● **TASK INSTRUCTIONS**
Give back the entire listing verbatim.

^^^^^^^^

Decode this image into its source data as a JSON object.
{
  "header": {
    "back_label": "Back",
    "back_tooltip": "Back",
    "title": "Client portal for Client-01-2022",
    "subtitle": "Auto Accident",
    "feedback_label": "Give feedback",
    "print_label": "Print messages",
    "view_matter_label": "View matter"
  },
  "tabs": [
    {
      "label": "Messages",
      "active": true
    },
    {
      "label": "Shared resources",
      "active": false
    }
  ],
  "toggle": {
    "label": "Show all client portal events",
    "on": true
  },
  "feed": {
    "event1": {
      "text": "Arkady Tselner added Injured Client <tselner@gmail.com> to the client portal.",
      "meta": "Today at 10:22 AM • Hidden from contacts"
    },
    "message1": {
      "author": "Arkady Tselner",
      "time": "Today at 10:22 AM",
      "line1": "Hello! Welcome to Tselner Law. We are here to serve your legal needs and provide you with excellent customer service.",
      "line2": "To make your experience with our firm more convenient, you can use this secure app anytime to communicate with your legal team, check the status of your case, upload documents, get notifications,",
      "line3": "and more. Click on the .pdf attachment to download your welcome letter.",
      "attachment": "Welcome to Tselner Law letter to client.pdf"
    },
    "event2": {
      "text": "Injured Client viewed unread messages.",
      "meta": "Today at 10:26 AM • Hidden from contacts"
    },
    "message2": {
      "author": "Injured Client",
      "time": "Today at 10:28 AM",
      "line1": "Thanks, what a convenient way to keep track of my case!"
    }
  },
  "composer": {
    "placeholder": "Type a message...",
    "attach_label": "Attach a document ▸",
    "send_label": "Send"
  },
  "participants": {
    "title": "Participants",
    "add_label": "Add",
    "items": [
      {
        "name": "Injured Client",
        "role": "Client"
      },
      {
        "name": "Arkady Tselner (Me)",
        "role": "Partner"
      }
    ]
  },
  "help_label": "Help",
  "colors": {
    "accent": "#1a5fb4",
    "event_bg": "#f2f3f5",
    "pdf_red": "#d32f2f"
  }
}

^^^^^^^^

● **THE OUTPUT**
Decode this image into its source data as a JSON object.
{
  "header": {
    "back_label": "Back",
    "back_tooltip": "Back",
    "title": "Client portal for Client-01-2022",
    "subtitle": "Auto Accident",
    "feedback_label": "Give feedback",
    "print_label": "Print messages",
    "view_matter_label": "View matter"
  },
  "tabs": [
    {
      "label": "Messages",
      "active": true
    },
    {
      "label": "Shared resources",
      "active": false
    }
  ],
  "toggle": {
    "label": "Show all client portal events",
    "on": true
  },
  "feed": {
    "event1": {
      "text": "Arkady Tselner added Injured Client <tselner@gmail.com> to the client portal.",
      "meta": "Today at 10:22 AM • Hidden from contacts"
    },
    "message1": {
      "author": "Arkady Tselner",
      "time": "Today at 10:22 AM",
      "line1": "Hello! Welcome to Tselner Law. We are here to serve your legal needs and provide you with excellent customer service.",
      "line2": "To make your experience with our firm more convenient, you can use this secure app anytime to communicate with your legal team, check the status of your case, upload documents, get notifications,",
      "line3": "and more. Click on the .pdf attachment to download your welcome letter.",
      "attachment": "Welcome to Tselner Law letter to client.pdf"
    },
    "event2": {
      "text": "Injured Client viewed unread messages.",
      "meta": "Today at 10:26 AM • Hidden from contacts"
    },
    "message2": {
      "author": "Injured Client",
      "time": "Today at 10:28 AM",
      "line1": "Thanks, what a convenient way to keep track of my case!"
    }
  },
  "composer": {
    "placeholder": "Type a message...",
    "attach_label": "Attach a document ▸",
    "send_label": "Send"
  },
  "participants": {
    "title": "Participants",
    "add_label": "Add",
    "items": [
      {
        "name": "Injured Client",
        "role": "Client"
      },
      {
        "name": "Arkady Tselner (Me)",
        "role": "Partner"
      }
    ]
  },
  "help_label": "Help",
  "colors": {
    "accent": "#1a5fb4",
    "event_bg": "#f2f3f5",
    "pdf_red": "#d32f2f"
  }
}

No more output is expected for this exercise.